* **WHAT IS EXPECTED**
Transcribe the records below exactly as they appear.

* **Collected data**
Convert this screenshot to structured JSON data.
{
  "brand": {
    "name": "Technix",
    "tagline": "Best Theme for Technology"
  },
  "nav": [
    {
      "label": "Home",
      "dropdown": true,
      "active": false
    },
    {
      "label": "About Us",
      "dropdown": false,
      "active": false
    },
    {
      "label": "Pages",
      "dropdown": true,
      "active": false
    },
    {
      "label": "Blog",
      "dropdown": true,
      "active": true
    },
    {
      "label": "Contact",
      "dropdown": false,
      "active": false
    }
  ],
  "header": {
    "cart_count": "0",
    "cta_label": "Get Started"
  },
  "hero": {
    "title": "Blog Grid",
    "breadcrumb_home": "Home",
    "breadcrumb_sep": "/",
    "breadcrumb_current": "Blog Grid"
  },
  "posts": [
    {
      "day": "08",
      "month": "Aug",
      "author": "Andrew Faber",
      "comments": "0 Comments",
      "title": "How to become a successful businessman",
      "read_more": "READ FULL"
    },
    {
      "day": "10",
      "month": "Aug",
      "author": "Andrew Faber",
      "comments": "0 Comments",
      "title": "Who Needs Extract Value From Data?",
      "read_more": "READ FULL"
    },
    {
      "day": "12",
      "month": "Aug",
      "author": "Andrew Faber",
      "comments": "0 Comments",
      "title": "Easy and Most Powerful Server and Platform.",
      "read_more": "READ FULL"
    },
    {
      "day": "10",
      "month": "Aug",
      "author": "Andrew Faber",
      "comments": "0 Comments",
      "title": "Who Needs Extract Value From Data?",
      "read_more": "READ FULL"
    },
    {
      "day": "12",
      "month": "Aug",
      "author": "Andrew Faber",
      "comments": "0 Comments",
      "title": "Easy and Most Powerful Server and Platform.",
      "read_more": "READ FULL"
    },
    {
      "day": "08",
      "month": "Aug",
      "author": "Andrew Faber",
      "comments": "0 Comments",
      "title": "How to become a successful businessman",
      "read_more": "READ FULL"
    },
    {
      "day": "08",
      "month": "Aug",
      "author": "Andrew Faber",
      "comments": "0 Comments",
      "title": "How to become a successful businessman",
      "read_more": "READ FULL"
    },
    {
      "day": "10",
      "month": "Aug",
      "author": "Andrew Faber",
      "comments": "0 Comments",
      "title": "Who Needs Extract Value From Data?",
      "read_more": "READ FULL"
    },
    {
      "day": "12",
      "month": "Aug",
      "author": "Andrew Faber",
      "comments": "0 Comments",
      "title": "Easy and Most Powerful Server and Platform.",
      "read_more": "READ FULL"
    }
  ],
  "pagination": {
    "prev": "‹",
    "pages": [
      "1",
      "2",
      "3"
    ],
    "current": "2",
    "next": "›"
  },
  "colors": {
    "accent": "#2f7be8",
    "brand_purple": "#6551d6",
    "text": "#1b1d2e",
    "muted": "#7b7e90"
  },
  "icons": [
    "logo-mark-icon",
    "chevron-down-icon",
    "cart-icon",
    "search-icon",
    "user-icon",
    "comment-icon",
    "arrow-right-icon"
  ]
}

* **ANSWER TO THE EXERCISE**
Convert this screenshot to structured JSON data.
{
  "brand": {
    "name": "Technix",
    "tagline": "Best Theme for Technology"
  },
  "nav": [
    {
      "label": "Home",
      "dropdown": true,
      "active": false
    },
    {
      "label": "About Us",
      "dropdown": false,
      "active": false
    },
    {
      "label": "Pages",
      "dropdown": true,
      "active": false
    },
    {
      "label": "Blog",
      "dropdown": true,
      "active": true
    },
    {
      "label": "Contact",
      "dropdown": false,
      "active": false
    }
  ],
  "header": {
    "cart_count": "0",
    "cta_label": "Get Started"
  },
  "hero": {
    "title": "Blog Grid",
    "breadcrumb_home": "Home",
    "breadcrumb_sep": "/",
    "breadcrumb_current": "Blog Grid"
  },
  "posts": [
    {
      "day": "08",
      "month": "Aug",
      "author": "Andrew Faber",
      "comments": "0 Comments",
      "title": "How to become a successful businessman",
      "read_more": "READ FULL"
    },
    {
      "day": "10",
      "month": "Aug",
      "author": "Andrew Faber",
      "comments": "0 Comments",
      "title": "Who Needs Extract Value From Data?",
      "read_more": "READ FULL"
    },
    {
      "day": "12",
      "month": "Aug",
      "author": "Andrew Faber",
      "comments": "0 Comments",
      "title": "Easy and Most Powerful Server and Platform.",
      "read_more": "READ FULL"
    },
    {
      "day": "10",
      "month": "Aug",
      "author": "Andrew Faber",
      "comments": "0 Comments",
      "title": "Who Needs Extract Value From Data?",
      "read_more": "READ FULL"
    },
    {
      "day": "12",
      "month": "Aug",
      "author": "Andrew Faber",
      "comments": "0 Comments",
      "title": "Easy and Most Powerful Server and Platform.",
      "read_more": "READ FULL"
    },
    {
      "day": "08",
      "month": "Aug",
      "author": "Andrew Faber",
      "comments": "0 Comments",
      "title": "How to become a successful businessman",
      "read_more": "READ FULL"
    },
    {
      "day": "08",
      "month": "Aug",
      "author": "Andrew Faber",
      "comments": "0 Comments",
      "title": "How to become a successful businessman",
      "read_more": "READ FULL"
    },
    {
      "day": "10",
      "month": "Aug",
      "author": "Andrew Faber",
      "comments": "0 Comments",
      "title": "Who Needs Extract Value From Data?",
      "read_more": "READ FULL"
    },
    {
      "day": "12",
      "month": "Aug",
      "author": "Andrew Faber",
      "comments": "0 Comments",
      "title": "Easy and Most Powerful Server and Platform.",
      "read_more": "READ FULL"
    }
  ],
  "pagination": {
    "prev": "‹",
    "pages": [
      "1",
      "2",
      "3"
    ],
    "current": "2",
    "next": "›"
  },
  "colors": {
    "accent": "#2f7be8",
    "brand_purple": "#6551d6",
    "text": "#1b1d2e",
    "muted": "#7b7e90"
  },
  "icons": [
    "logo-mark-icon",
    "chevron-down-icon",
    "cart-icon",
    "search-icon",
    "user-icon",
    "comment-icon",
    "arrow-right-icon"
  ]
}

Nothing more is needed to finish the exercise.